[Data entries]
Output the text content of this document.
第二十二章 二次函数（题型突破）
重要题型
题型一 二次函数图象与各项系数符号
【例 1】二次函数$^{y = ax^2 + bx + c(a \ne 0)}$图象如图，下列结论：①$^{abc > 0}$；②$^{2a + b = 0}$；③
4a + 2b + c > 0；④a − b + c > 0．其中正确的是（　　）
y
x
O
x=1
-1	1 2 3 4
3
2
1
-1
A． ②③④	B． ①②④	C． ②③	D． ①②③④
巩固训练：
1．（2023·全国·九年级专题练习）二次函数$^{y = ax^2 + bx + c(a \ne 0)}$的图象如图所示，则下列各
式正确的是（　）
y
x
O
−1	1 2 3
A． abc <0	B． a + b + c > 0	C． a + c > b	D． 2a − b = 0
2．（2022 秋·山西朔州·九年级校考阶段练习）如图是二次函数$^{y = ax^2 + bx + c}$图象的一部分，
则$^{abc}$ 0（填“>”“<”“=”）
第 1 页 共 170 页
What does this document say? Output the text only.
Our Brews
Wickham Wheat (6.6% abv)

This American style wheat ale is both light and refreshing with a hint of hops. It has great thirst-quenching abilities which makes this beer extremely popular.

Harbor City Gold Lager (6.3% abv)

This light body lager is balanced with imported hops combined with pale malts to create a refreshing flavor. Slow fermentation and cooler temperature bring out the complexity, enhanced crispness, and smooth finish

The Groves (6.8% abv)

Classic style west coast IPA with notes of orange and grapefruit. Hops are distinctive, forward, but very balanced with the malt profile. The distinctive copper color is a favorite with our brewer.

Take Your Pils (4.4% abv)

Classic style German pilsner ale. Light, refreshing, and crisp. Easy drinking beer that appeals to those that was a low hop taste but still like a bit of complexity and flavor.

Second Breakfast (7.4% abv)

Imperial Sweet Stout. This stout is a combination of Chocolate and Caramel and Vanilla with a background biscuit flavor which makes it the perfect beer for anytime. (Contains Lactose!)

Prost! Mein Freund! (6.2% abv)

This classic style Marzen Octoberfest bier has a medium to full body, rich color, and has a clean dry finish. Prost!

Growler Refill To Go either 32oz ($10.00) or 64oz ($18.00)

Exercise aim: Set down all of the data above, word for word.

Solution to the exercise:
Output the text content of this document.
第二十二章 二次函数（题型突破）
重要题型
题型一 二次函数图象与各项系数符号
【例 1】二次函数$^{y = ax^2 + bx + c(a \ne 0)}$图象如图，下列结论：①$^{abc > 0}$；②$^{2a + b = 0}$；③
4a + 2b + c > 0；④a − b + c > 0．其中正确的是（　　）
y
x
O
x=1
-1	1 2 3 4
3
2
1
-1
A． ②③④	B． ①②④	C． ②③	D． ①②③④
巩固训练：
1．（2023·全国·九年级专题练习）二次函数$^{y = ax^2 + bx + c(a \ne 0)}$的图象如图所示，则下列各
式正确的是（　）
y
x
O
−1	1 2 3
A． abc <0	B． a + b + c > 0	C． a + c > b	D． 2a − b = 0
2．（2022 秋·山西朔州·九年级校考阶段练习）如图是二次函数$^{y = ax^2 + bx + c}$图象的一部分，
则$^{abc}$ 0（填“>”“<”“=”）
第 1 页 共 170 页
What does this document say? Output the text only.
Our Brews
Wickham Wheat (6.6% abv)

This American style wheat ale is both light and refreshing with a hint of hops. It has great thirst-quenching abilities which makes this beer extremely popular.

Harbor City Gold Lager (6.3% abv)

This light body lager is balanced with imported hops combined with pale malts to create a refreshing flavor. Slow fermentation and cooler temperature bring out the complexity, enhanced crispness, and smooth finish

The Groves (6.8% abv)

Classic style west coast IPA with notes of orange and grapefruit. Hops are distinctive, forward, but very balanced with the malt profile. The distinctive copper color is a favorite with our brewer.

Take Your Pils (4.4% abv)

Classic style German pilsner ale. Light, refreshing, and crisp. Easy drinking beer that appeals to those that was a low hop taste but still like a bit of complexity and flavor.

Second Breakfast (7.4% abv)

Imperial Sweet Stout. This stout is a combination of Chocolate and Caramel and Vanilla with a background biscuit flavor which makes it the perfect beer for anytime. (Contains Lactose!)

Prost! Mein Freund! (6.2% abv)

This classic style Marzen Octoberfest bier has a medium to full body, rich color, and has a clean dry finish. Prost!

Growler Refill To Go either 32oz ($10.00) or 64oz ($18.00)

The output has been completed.